- What you are asked to do
Every record must be written out once more, with nothing added or omitted.

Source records
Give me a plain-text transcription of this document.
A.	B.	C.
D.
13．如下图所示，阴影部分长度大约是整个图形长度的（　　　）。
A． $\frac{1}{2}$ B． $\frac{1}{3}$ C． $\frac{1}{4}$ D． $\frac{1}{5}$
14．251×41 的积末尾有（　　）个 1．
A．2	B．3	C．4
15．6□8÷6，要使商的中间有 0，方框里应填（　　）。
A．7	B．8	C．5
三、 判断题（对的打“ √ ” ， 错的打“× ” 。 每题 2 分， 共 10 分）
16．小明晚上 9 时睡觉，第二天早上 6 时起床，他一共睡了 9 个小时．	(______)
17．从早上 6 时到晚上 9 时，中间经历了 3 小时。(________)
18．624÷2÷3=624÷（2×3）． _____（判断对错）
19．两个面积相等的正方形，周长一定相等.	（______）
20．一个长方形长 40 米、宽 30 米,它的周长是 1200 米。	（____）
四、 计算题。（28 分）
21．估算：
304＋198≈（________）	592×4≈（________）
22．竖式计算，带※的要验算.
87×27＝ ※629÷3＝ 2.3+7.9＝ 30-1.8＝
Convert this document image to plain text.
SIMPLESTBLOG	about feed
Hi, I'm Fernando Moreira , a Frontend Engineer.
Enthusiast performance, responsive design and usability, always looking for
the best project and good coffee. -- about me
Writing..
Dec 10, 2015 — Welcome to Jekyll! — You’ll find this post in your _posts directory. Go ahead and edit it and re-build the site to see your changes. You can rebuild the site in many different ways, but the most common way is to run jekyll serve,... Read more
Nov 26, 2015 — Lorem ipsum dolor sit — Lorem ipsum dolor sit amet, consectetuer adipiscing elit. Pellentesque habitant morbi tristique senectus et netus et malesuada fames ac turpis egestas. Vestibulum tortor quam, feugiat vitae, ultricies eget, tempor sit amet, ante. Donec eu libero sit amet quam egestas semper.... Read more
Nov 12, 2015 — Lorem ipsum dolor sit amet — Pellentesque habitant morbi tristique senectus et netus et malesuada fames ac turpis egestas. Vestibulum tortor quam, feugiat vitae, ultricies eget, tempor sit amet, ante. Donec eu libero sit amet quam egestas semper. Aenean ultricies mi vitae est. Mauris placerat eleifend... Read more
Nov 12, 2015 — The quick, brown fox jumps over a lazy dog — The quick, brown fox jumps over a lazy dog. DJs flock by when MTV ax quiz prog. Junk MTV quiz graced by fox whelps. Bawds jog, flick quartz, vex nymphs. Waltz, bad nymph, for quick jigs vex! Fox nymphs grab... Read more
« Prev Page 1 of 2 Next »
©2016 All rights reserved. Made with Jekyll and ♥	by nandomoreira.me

- Answer
Give me a plain-text transcription of this document.
A.	B.	C.
D.
13．如下图所示，阴影部分长度大约是整个图形长度的（　　　）。
A． $\frac{1}{2}$ B． $\frac{1}{3}$ C． $\frac{1}{4}$ D． $\frac{1}{5}$
14．251×41 的积末尾有（　　）个 1．
A．2	B．3	C．4
15．6□8÷6，要使商的中间有 0，方框里应填（　　）。
A．7	B．8	C．5
三、 判断题（对的打“ √ ” ， 错的打“× ” 。 每题 2 分， 共 10 分）
16．小明晚上 9 时睡觉，第二天早上 6 时起床，他一共睡了 9 个小时．	(______)
17．从早上 6 时到晚上 9 时，中间经历了 3 小时。(________)
18．624÷2÷3=624÷（2×3）． _____（判断对错）
19．两个面积相等的正方形，周长一定相等.	（______）
20．一个长方形长 40 米、宽 30 米,它的周长是 1200 米。	（____）
四、 计算题。（28 分）
21．估算：
304＋198≈（________）	592×4≈（________）
22．竖式计算，带※的要验算.
87×27＝ ※629÷3＝ 2.3+7.9＝ 30-1.8＝
Convert this document image to plain text.
SIMPLESTBLOG	about feed
Hi, I'm Fernando Moreira , a Frontend Engineer.
Enthusiast performance, responsive design and usability, always looking for
the best project and good coffee. -- about me
Writing..
Dec 10, 2015 — Welcome to Jekyll! — You’ll find this post in your _posts directory. Go ahead and edit it and re-build the site to see your changes. You can rebuild the site in many different ways, but the most common way is to run jekyll serve,... Read more
Nov 26, 2015 — Lorem ipsum dolor sit — Lorem ipsum dolor sit amet, consectetuer adipiscing elit. Pellentesque habitant morbi tristique senectus et netus et malesuada fames ac turpis egestas. Vestibulum tortor quam, feugiat vitae, ultricies eget, tempor sit amet, ante. Donec eu libero sit amet quam egestas semper.... Read more
Nov 12, 2015 — Lorem ipsum dolor sit amet — Pellentesque habitant morbi tristique senectus et netus et malesuada fames ac turpis egestas. Vestibulum tortor quam, feugiat vitae, ultricies eget, tempor sit amet, ante. Donec eu libero sit amet quam egestas semper. Aenean ultricies mi vitae est. Mauris placerat eleifend... Read more
Nov 12, 2015 — The quick, brown fox jumps over a lazy dog — The quick, brown fox jumps over a lazy dog. DJs flock by when MTV ax quiz prog. Junk MTV quiz graced by fox whelps. Bawds jog, flick quartz, vex nymphs. Waltz, bad nymph, for quick jigs vex! Fox nymphs grab... Read more
« Prev Page 1 of 2 Next »
©2016 All rights reserved. Made with Jekyll and ♥	by nandomoreira.me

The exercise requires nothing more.